### [Consigne]
Transcrivez mot pour mot le passage de l'extrait sur le critère de résidence en commençant aux mots « [26]           Si la » et en vous arrêtant après « utiliser ce critère. ».

### [Extrait fourni]
V.                Analyse

[22]           Le ministre ne critique pas le fait que la juge de la citoyenneté ait choisi d’appliquer le critère Koo. Il soutient toutefois qu’il y a lieu d’annuler la décision de la juge de la citoyenneté parce qu’elle a mal appliqué ce critère. De son côté, le défendeur soutient que la juge de la citoyenneté a rendu une décision intelligible que la Cour devrait respecter.

[23]           Il est bien établi en droit qu’une cour de révision doit faire preuve d’une grande retenue à l’égard des conclusions des juges de la citoyenneté. Ces représentants de l’État sont les mieux placés pour examiner les demandes de citoyenneté, en raison de leur expérience et des connaissances qu’ils possèdent dans ces domaines. À la différence des tribunaux, ils ont l’avantage d’interroger les demandeurs en personne et de les entendre témoigner sous serment. Pour ces motifs, la Cour ne peut apprécier à nouveau la preuve pour obtenir le résultat qu’elle préférerait. Dans le cadre d’un contrôle judiciaire, la Cour examine simplement la question de savoir si le juge de la citoyenneté a rendu une décision transparente, justifiée et intelligible : Dunsmuir c Nouveau‑Brunswick, 2008 CSC 9, au paragraphe 47.

[24]           En l’espèce, je suis convaincu que la juge de la citoyenneté n’a pas appliqué correctement le critère de résidence. Malgré la déférence due à la juge de la citoyenneté, sa décision dans la présente affaire en particulier était déraisonnable.

[25]           La jurisprudence a établi un critère à deux volets pour examiner la résidence. Premièrement, le juge de la citoyenneté doit décider si la personne a établi une résidence au Canada avant ou au début de la période pertinente. C’est seulement si cette condition est remplie que l’on peut passer au deuxième volet : Canada (Ministre de la Citoyenneté et de l’Immigration) c Chang, 2013 CF 432 (Chang), au paragraphe 4; Canada (Ministre de la Citoyenneté et de l’Immigration) c Udwadia, 2012 CF 394 (Udwadia), au paragraphe 21.

[26]           Si la première condition est remplie, le juge de la citoyenneté doit décider si la résidence de la personne intéressée lui donne le droit d’obtenir la citoyenneté canadienne. La jurisprudence admet trois critères différents pour régler la question. Le critère Koo est un de ces critères. Encore une fois, le demandeur ne conteste pas le fait que la juge de la citoyenneté pouvait utiliser ce critère.

### [Entrées extraites]
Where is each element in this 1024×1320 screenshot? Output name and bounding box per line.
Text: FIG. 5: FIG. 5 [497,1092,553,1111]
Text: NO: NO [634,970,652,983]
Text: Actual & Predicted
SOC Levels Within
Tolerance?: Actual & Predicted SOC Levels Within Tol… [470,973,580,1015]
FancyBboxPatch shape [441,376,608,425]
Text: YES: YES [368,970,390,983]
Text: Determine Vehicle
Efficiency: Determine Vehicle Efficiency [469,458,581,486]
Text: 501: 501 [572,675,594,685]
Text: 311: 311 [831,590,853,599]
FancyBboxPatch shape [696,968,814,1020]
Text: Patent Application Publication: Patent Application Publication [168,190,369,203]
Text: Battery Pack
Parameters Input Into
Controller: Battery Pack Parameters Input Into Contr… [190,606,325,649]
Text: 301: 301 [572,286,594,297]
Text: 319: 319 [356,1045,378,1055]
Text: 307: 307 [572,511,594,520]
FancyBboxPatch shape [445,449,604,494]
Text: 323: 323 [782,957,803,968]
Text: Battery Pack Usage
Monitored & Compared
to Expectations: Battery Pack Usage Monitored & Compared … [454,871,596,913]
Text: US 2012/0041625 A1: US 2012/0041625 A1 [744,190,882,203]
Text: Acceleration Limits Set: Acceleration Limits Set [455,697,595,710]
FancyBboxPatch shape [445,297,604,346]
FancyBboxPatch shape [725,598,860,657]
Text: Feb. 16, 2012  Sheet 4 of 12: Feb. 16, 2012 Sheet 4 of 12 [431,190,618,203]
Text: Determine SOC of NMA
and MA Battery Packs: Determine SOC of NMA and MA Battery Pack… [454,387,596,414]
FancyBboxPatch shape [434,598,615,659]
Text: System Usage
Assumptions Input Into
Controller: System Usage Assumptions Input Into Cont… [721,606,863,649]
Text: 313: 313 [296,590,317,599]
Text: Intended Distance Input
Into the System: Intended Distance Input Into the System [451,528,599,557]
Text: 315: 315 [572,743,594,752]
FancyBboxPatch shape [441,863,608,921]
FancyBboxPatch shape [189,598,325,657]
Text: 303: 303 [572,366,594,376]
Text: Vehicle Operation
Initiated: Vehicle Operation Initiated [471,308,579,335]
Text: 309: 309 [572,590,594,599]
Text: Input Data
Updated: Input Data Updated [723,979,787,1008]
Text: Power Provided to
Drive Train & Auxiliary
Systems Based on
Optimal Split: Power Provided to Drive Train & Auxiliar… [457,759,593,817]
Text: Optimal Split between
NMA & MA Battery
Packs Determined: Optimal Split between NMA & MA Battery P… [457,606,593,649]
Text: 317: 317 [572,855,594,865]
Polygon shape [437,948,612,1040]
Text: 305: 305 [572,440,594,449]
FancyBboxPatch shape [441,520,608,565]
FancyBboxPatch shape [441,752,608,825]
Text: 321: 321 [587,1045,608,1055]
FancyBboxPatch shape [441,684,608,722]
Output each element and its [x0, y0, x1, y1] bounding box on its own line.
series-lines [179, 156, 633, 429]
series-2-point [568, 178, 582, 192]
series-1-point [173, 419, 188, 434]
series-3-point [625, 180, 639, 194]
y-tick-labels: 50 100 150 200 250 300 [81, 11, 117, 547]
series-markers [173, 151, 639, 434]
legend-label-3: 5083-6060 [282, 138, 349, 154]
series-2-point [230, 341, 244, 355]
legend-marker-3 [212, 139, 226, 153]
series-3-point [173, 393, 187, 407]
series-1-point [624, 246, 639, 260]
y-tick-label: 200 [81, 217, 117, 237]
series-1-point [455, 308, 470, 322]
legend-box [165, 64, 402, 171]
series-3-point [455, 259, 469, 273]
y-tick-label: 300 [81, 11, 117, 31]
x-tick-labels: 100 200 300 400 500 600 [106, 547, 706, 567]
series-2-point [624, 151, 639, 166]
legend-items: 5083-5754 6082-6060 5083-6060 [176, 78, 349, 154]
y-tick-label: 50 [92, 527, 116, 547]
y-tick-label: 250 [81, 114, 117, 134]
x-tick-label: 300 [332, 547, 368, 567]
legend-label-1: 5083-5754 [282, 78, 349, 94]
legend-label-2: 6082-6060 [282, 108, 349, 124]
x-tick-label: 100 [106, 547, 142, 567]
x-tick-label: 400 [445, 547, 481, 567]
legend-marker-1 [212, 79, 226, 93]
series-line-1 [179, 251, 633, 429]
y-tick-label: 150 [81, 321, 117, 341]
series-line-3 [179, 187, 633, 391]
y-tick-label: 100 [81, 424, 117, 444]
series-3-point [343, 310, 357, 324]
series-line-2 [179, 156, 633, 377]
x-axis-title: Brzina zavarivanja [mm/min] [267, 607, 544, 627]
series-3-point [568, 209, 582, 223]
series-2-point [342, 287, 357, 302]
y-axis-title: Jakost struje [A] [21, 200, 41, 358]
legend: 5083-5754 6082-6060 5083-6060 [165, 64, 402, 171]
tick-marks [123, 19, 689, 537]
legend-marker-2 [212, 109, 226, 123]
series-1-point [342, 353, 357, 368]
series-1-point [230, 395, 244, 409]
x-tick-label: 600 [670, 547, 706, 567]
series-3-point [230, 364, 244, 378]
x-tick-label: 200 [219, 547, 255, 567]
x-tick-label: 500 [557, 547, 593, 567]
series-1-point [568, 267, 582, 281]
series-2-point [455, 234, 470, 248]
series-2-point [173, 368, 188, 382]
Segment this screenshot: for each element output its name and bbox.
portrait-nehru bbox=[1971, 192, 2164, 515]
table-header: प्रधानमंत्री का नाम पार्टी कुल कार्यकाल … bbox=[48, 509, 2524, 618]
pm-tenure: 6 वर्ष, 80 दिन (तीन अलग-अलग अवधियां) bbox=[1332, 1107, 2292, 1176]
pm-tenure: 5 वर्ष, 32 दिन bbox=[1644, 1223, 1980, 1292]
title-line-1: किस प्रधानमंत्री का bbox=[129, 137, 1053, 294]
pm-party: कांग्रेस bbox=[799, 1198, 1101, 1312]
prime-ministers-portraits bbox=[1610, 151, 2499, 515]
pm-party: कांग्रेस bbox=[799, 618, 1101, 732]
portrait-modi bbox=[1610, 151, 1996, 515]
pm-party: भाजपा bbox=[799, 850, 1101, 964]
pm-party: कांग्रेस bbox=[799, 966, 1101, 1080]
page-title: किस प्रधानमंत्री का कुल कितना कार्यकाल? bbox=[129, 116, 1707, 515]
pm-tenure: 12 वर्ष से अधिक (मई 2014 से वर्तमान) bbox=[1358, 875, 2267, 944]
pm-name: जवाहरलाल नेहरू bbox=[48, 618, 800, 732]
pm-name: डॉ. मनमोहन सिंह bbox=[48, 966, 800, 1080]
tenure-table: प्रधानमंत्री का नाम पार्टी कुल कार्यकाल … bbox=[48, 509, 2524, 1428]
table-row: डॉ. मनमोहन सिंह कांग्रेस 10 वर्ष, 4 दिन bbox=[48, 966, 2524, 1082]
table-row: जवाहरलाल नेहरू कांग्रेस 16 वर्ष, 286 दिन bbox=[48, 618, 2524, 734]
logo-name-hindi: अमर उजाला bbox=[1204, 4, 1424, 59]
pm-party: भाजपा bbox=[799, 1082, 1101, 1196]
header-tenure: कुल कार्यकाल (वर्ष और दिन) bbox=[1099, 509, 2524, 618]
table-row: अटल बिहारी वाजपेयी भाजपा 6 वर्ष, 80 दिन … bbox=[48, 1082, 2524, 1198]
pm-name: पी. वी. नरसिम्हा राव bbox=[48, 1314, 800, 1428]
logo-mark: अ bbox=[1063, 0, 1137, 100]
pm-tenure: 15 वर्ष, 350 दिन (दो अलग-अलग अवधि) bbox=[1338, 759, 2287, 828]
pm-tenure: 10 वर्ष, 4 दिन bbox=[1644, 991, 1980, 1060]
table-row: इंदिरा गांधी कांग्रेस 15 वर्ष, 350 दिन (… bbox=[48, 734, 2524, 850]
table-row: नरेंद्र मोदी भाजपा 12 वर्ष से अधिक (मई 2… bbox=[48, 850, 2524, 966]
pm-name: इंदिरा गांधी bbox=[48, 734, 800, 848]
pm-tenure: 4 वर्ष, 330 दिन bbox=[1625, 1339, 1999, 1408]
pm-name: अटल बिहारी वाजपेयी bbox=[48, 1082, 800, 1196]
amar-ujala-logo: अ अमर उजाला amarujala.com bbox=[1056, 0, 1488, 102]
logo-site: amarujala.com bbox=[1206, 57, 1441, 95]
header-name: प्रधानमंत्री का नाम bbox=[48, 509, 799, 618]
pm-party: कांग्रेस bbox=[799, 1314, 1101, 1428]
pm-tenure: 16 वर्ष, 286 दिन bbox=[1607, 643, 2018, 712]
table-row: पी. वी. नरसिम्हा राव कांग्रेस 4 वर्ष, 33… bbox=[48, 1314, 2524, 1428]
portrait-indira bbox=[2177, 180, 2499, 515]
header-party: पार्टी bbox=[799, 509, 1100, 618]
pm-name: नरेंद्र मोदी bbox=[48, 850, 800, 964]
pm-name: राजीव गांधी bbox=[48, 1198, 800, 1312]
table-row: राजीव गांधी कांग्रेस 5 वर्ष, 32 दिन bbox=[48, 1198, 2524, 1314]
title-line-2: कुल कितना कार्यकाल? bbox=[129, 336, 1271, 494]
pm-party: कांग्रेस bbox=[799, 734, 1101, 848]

### [Réponse attendue]
[26]           Si la première condition est remplie, le juge de la citoyenneté doit décider si la résidence de la personne intéressée lui donne le droit d’obtenir la citoyenneté canadienne. La jurisprudence admet trois critères différents pour régler la question. Le critère Koo est un de ces critères. Encore une fois, le demandeur ne conteste pas le fait que la juge de la citoyenneté pouvait utiliser ce critère.